>> BEGIN
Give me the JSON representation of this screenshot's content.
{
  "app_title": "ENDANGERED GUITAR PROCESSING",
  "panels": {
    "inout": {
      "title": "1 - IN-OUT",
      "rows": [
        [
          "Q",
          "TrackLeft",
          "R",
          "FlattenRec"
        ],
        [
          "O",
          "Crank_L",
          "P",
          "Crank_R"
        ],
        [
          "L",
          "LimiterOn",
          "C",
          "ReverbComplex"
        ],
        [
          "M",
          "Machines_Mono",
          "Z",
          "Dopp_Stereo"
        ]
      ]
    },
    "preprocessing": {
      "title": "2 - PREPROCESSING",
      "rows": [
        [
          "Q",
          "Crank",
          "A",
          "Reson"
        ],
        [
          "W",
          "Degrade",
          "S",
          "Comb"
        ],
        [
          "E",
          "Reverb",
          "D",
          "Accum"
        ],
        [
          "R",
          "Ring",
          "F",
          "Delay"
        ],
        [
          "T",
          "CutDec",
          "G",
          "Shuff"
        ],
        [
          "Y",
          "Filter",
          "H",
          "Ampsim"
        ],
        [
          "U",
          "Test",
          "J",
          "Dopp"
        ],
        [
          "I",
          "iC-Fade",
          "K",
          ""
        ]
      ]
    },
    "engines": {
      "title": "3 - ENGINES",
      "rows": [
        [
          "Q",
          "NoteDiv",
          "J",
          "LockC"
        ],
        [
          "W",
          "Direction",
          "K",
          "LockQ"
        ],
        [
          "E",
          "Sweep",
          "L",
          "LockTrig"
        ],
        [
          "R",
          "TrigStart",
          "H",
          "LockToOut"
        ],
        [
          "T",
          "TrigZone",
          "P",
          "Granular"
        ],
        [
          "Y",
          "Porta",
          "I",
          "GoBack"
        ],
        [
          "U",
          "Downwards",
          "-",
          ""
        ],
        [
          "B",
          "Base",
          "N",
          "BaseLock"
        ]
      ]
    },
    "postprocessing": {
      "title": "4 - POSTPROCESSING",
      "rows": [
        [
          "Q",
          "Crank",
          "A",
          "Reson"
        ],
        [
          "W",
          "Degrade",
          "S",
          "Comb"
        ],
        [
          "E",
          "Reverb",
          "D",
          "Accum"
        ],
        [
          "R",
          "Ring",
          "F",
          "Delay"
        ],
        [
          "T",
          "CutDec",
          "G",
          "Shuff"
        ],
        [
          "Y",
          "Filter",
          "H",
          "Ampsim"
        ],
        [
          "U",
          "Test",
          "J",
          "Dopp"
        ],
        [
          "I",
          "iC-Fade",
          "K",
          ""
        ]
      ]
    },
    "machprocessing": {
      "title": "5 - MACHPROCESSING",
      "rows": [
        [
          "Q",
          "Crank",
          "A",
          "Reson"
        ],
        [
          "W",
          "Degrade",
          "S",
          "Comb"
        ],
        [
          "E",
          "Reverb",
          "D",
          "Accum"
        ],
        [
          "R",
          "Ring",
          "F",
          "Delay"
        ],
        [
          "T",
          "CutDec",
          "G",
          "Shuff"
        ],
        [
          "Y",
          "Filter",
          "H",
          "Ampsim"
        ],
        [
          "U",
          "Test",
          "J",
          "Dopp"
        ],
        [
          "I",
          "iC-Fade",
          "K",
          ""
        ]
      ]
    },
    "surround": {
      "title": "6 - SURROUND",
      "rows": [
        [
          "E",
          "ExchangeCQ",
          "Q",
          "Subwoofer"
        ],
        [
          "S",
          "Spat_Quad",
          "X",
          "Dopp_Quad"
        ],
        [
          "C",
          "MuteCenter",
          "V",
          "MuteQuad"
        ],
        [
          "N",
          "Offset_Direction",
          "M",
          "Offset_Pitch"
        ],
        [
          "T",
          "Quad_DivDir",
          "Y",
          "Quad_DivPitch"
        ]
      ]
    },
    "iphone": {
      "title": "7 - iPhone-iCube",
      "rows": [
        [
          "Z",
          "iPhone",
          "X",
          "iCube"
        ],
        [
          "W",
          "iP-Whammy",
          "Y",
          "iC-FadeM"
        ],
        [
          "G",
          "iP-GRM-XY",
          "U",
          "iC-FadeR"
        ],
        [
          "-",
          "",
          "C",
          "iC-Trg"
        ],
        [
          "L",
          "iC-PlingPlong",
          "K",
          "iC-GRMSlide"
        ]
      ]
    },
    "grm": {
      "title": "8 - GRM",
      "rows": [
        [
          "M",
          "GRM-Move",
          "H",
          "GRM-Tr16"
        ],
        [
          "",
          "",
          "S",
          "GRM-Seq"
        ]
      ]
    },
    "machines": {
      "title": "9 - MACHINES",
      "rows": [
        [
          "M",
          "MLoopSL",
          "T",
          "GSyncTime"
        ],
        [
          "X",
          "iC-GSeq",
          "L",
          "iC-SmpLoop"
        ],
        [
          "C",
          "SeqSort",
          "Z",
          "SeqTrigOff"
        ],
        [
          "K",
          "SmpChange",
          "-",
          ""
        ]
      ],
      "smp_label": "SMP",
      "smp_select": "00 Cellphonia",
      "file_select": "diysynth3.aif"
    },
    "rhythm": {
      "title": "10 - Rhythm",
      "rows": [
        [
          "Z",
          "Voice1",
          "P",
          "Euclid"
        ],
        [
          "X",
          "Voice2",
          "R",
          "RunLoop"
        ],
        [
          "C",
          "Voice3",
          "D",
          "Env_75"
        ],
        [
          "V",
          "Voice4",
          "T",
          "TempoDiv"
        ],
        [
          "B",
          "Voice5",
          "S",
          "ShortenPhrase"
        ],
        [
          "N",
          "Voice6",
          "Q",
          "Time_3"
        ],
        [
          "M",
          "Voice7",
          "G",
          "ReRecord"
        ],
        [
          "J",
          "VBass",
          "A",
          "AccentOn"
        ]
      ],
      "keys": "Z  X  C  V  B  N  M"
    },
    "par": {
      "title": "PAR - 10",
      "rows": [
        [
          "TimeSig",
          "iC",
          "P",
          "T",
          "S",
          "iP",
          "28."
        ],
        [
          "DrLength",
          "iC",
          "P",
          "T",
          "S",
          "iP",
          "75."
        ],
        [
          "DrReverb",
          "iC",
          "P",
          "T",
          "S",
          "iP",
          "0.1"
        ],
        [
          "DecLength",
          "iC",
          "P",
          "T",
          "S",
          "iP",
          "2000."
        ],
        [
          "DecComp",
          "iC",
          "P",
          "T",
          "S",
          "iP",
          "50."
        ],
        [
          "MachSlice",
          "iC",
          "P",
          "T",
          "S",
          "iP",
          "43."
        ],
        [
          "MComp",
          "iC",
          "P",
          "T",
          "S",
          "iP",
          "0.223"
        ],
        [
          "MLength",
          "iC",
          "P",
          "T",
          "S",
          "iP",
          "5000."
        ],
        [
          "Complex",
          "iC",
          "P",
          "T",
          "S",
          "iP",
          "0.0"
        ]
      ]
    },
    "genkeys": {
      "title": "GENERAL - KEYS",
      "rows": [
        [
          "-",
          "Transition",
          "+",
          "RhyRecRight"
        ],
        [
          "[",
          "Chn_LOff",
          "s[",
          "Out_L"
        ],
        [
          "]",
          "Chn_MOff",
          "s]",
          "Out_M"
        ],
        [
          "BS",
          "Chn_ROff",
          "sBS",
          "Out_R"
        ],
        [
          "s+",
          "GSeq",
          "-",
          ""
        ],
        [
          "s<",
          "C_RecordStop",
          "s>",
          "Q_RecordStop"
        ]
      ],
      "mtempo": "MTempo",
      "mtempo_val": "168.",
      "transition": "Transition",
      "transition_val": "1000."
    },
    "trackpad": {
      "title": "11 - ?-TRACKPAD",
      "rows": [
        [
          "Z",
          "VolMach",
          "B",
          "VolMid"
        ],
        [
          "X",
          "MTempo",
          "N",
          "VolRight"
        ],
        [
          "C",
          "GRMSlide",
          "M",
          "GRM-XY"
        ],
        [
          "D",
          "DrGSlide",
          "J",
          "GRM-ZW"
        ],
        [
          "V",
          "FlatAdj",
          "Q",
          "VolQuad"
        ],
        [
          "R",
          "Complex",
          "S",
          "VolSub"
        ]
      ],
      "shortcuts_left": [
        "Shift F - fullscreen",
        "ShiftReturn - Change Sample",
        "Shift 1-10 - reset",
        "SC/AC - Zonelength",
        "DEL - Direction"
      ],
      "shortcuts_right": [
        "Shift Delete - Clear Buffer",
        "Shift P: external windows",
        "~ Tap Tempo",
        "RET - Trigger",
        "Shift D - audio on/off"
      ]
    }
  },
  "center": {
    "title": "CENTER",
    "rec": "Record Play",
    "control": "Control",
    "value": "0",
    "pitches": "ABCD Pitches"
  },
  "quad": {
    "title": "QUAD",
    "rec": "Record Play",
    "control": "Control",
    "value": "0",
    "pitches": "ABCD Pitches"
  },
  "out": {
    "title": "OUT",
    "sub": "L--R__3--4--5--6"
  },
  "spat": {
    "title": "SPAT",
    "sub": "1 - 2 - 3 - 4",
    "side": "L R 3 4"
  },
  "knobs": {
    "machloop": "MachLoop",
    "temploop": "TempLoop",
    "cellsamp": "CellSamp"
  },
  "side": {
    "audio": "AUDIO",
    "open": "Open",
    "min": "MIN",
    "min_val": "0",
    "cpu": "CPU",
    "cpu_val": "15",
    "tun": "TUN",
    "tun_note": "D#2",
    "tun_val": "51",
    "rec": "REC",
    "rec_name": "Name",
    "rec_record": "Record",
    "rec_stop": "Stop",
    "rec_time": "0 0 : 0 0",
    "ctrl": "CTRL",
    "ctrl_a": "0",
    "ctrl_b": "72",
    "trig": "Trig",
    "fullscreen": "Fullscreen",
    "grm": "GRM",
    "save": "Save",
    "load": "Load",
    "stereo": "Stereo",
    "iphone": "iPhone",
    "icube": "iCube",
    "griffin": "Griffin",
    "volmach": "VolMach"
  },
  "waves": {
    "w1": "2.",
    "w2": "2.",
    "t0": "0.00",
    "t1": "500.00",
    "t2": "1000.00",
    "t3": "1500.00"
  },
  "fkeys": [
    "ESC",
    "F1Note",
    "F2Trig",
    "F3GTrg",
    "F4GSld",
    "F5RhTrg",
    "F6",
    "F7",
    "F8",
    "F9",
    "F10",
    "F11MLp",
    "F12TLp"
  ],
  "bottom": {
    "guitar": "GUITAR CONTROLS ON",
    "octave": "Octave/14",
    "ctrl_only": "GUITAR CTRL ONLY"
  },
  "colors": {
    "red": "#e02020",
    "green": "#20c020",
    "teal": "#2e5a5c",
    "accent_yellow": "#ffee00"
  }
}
>> END
## Stated exercise
Copy out every line of the data that includes the word "GUITAR".

## Answer to the exercise
  "app_title": "ENDANGERED GUITAR PROCESSING",
    "guitar": "GUITAR CONTROLS ON",
    "ctrl_only": "GUITAR CTRL ONLY"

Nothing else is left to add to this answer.